Reproduce the listing below in its entirety. Change nothing.

DATA PROVIDED.

########################################

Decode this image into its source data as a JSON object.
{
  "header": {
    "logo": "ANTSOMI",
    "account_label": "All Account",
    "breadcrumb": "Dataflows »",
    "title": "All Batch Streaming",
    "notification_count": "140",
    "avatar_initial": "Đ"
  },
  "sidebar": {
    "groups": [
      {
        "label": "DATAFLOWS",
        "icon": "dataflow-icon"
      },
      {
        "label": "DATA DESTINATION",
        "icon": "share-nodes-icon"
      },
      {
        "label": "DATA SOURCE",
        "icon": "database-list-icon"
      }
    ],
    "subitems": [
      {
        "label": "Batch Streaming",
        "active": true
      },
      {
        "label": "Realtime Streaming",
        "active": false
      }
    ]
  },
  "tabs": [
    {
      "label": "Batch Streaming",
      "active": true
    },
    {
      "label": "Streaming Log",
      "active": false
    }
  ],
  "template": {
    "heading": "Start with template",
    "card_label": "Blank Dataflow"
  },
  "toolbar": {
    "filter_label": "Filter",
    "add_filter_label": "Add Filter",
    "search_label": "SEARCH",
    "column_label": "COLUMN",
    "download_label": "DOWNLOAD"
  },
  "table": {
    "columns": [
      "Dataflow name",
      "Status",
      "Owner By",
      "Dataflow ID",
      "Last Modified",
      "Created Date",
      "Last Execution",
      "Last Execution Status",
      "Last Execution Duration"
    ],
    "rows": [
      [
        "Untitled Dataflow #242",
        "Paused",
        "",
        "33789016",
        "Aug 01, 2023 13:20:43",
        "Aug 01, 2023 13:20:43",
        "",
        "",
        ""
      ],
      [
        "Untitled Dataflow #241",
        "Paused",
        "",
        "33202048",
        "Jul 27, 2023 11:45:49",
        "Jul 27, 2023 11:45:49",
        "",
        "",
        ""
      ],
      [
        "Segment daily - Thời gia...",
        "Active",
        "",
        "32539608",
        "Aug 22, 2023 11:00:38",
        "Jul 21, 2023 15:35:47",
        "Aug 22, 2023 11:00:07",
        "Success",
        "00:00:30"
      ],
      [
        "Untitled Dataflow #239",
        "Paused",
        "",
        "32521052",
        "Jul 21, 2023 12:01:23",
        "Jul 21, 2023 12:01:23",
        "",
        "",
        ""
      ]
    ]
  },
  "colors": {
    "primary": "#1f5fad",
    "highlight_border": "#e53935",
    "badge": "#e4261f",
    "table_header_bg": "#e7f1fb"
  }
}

########################################

ANSWER TO THIS PROBLEM.
Decode this image into its source data as a JSON object.
{
  "header": {
    "logo": "ANTSOMI",
    "account_label": "All Account",
    "breadcrumb": "Dataflows »",
    "title": "All Batch Streaming",
    "notification_count": "140",
    "avatar_initial": "Đ"
  },
  "sidebar": {
    "groups": [
      {
        "label": "DATAFLOWS",
        "icon": "dataflow-icon"
      },
      {
        "label": "DATA DESTINATION",
        "icon": "share-nodes-icon"
      },
      {
        "label": "DATA SOURCE",
        "icon": "database-list-icon"
      }
    ],
    "subitems": [
      {
        "label": "Batch Streaming",
        "active": true
      },
      {
        "label": "Realtime Streaming",
        "active": false
      }
    ]
  },
  "tabs": [
    {
      "label": "Batch Streaming",
      "active": true
    },
    {
      "label": "Streaming Log",
      "active": false
    }
  ],
  "template": {
    "heading": "Start with template",
    "card_label": "Blank Dataflow"
  },
  "toolbar": {
    "filter_label": "Filter",
    "add_filter_label": "Add Filter",
    "search_label": "SEARCH",
    "column_label": "COLUMN",
    "download_label": "DOWNLOAD"
  },
  "table": {
    "columns": [
      "Dataflow name",
      "Status",
      "Owner By",
      "Dataflow ID",
      "Last Modified",
      "Created Date",
      "Last Execution",
      "Last Execution Status",
      "Last Execution Duration"
    ],
    "rows": [
      [
        "Untitled Dataflow #242",
        "Paused",
        "",
        "33789016",
        "Aug 01, 2023 13:20:43",
        "Aug 01, 2023 13:20:43",
        "",
        "",
        ""
      ],
      [
        "Untitled Dataflow #241",
        "Paused",
        "",
        "33202048",
        "Jul 27, 2023 11:45:49",
        "Jul 27, 2023 11:45:49",
        "",
        "",
        ""
      ],
      [
        "Segment daily - Thời gia...",
        "Active",
        "",
        "32539608",
        "Aug 22, 2023 11:00:38",
        "Jul 21, 2023 15:35:47",
        "Aug 22, 2023 11:00:07",
        "Success",
        "00:00:30"
      ],
      [
        "Untitled Dataflow #239",
        "Paused",
        "",
        "32521052",
        "Jul 21, 2023 12:01:23",
        "Jul 21, 2023 12:01:23",
        "",
        "",
        ""
      ]
    ]
  },
  "colors": {
    "primary": "#1f5fad",
    "highlight_border": "#e53935",
    "badge": "#e4261f",
    "table_header_bg": "#e7f1fb"
  }
}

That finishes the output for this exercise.